EXERCISE BRIEF:
Retype the data below without altering anything.

MATERIAL FOR THIS EXERCISE:
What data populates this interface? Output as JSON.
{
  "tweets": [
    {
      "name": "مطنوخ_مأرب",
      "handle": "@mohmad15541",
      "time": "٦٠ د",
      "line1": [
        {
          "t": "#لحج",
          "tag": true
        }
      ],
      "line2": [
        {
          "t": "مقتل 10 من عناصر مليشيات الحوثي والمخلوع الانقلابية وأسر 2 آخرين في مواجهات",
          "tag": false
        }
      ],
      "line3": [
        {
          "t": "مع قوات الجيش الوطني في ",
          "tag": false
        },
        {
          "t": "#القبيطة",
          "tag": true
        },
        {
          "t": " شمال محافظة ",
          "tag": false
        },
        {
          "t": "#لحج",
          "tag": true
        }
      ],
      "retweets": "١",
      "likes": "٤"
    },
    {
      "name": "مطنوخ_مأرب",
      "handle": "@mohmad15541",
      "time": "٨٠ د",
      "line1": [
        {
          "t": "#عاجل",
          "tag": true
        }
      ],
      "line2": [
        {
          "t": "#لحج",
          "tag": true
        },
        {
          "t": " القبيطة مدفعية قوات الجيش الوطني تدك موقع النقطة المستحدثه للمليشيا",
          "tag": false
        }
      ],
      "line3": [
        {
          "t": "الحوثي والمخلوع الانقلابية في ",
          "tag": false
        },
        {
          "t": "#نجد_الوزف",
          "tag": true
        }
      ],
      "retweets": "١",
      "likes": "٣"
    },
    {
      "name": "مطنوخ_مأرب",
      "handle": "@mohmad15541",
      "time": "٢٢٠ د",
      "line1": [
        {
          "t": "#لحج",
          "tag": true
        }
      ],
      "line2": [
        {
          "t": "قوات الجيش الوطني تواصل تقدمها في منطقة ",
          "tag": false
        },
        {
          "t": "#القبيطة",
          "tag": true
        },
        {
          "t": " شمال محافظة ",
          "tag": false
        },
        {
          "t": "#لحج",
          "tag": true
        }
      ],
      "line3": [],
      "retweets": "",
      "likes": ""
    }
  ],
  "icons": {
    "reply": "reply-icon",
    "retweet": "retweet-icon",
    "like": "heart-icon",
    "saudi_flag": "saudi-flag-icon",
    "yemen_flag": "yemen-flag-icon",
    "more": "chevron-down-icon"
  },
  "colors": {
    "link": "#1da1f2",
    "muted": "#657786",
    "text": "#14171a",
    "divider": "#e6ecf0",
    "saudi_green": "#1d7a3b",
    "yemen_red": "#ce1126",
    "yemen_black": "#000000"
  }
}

SOLUTION TO THIS EXERCISE:
What data populates this interface? Output as JSON.
{
  "tweets": [
    {
      "name": "مطنوخ_مأرب",
      "handle": "@mohmad15541",
      "time": "٦٠ د",
      "line1": [
        {
          "t": "#لحج",
          "tag": true
        }
      ],
      "line2": [
        {
          "t": "مقتل 10 من عناصر مليشيات الحوثي والمخلوع الانقلابية وأسر 2 آخرين في مواجهات",
          "tag": false
        }
      ],
      "line3": [
        {
          "t": "مع قوات الجيش الوطني في ",
          "tag": false
        },
        {
          "t": "#القبيطة",
          "tag": true
        },
        {
          "t": " شمال محافظة ",
          "tag": false
        },
        {
          "t": "#لحج",
          "tag": true
        }
      ],
      "retweets": "١",
      "likes": "٤"
    },
    {
      "name": "مطنوخ_مأرب",
      "handle": "@mohmad15541",
      "time": "٨٠ د",
      "line1": [
        {
          "t": "#عاجل",
          "tag": true
        }
      ],
      "line2": [
        {
          "t": "#لحج",
          "tag": true
        },
        {
          "t": " القبيطة مدفعية قوات الجيش الوطني تدك موقع النقطة المستحدثه للمليشيا",
          "tag": false
        }
      ],
      "line3": [
        {
          "t": "الحوثي والمخلوع الانقلابية في ",
          "tag": false
        },
        {
          "t": "#نجد_الوزف",
          "tag": true
        }
      ],
      "retweets": "١",
      "likes": "٣"
    },
    {
      "name": "مطنوخ_مأرب",
      "handle": "@mohmad15541",
      "time": "٢٢٠ د",
      "line1": [
        {
          "t": "#لحج",
          "tag": true
        }
      ],
      "line2": [
        {
          "t": "قوات الجيش الوطني تواصل تقدمها في منطقة ",
          "tag": false
        },
        {
          "t": "#القبيطة",
          "tag": true
        },
        {
          "t": " شمال محافظة ",
          "tag": false
        },
        {
          "t": "#لحج",
          "tag": true
        }
      ],
      "line3": [],
      "retweets": "",
      "likes": ""
    }
  ],
  "icons": {
    "reply": "reply-icon",
    "retweet": "retweet-icon",
    "like": "heart-icon",
    "saudi_flag": "saudi-flag-icon",
    "yemen_flag": "yemen-flag-icon",
    "more": "chevron-down-icon"
  },
  "colors": {
    "link": "#1da1f2",
    "muted": "#657786",
    "text": "#14171a",
    "divider": "#e6ecf0",
    "saudi_green": "#1d7a3b",
    "yemen_red": "#ce1126",
    "yemen_black": "#000000"
  }
}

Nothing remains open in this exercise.